__The exercise__
Return all of the lines below exactly as they are.

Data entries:
—————

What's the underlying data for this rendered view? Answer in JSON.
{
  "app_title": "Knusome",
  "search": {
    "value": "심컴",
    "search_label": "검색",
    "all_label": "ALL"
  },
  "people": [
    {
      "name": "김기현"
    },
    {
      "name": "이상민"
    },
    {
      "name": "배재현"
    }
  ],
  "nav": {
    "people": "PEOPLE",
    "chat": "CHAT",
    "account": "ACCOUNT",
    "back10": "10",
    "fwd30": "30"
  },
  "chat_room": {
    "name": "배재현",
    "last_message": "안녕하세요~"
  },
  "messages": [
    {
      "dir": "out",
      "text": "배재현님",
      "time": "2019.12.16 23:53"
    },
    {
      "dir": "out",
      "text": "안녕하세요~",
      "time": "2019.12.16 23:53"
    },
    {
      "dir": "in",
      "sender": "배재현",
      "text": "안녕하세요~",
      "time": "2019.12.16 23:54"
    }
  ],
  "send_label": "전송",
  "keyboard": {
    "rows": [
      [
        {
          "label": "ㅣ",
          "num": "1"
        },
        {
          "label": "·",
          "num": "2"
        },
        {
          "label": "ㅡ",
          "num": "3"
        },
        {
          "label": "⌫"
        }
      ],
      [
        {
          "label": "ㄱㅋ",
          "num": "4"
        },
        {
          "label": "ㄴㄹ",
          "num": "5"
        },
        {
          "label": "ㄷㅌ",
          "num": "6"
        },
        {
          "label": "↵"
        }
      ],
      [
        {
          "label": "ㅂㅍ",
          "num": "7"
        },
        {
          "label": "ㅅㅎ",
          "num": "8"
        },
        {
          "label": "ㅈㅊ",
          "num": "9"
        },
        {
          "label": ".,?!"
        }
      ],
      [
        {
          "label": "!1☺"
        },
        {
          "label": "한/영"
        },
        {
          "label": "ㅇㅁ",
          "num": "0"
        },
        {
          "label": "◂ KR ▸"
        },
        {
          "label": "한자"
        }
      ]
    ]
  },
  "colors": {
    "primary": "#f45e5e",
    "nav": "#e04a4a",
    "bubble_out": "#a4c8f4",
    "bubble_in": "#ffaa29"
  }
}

—————

__Result of this exercise__
What's the underlying data for this rendered view? Answer in JSON.
{
  "app_title": "Knusome",
  "search": {
    "value": "심컴",
    "search_label": "검색",
    "all_label": "ALL"
  },
  "people": [
    {
      "name": "김기현"
    },
    {
      "name": "이상민"
    },
    {
      "name": "배재현"
    }
  ],
  "nav": {
    "people": "PEOPLE",
    "chat": "CHAT",
    "account": "ACCOUNT",
    "back10": "10",
    "fwd30": "30"
  },
  "chat_room": {
    "name": "배재현",
    "last_message": "안녕하세요~"
  },
  "messages": [
    {
      "dir": "out",
      "text": "배재현님",
      "time": "2019.12.16 23:53"
    },
    {
      "dir": "out",
      "text": "안녕하세요~",
      "time": "2019.12.16 23:53"
    },
    {
      "dir": "in",
      "sender": "배재현",
      "text": "안녕하세요~",
      "time": "2019.12.16 23:54"
    }
  ],
  "send_label": "전송",
  "keyboard": {
    "rows": [
      [
        {
          "label": "ㅣ",
          "num": "1"
        },
        {
          "label": "·",
          "num": "2"
        },
        {
          "label": "ㅡ",
          "num": "3"
        },
        {
          "label": "⌫"
        }
      ],
      [
        {
          "label": "ㄱㅋ",
          "num": "4"
        },
        {
          "label": "ㄴㄹ",
          "num": "5"
        },
        {
          "label": "ㄷㅌ",
          "num": "6"
        },
        {
          "label": "↵"
        }
      ],
      [
        {
          "label": "ㅂㅍ",
          "num": "7"
        },
        {
          "label": "ㅅㅎ",
          "num": "8"
        },
        {
          "label": "ㅈㅊ",
          "num": "9"
        },
        {
          "label": ".,?!"
        }
      ],
      [
        {
          "label": "!1☺"
        },
        {
          "label": "한/영"
        },
        {
          "label": "ㅇㅁ",
          "num": "0"
        },
        {
          "label": "◂ KR ▸"
        },
        {
          "label": "한자"
        }
      ]
    ]
  },
  "colors": {
    "primary": "#f45e5e",
    "nav": "#e04a4a",
    "bubble_out": "#a4c8f4",
    "bubble_in": "#ffaa29"
  }
}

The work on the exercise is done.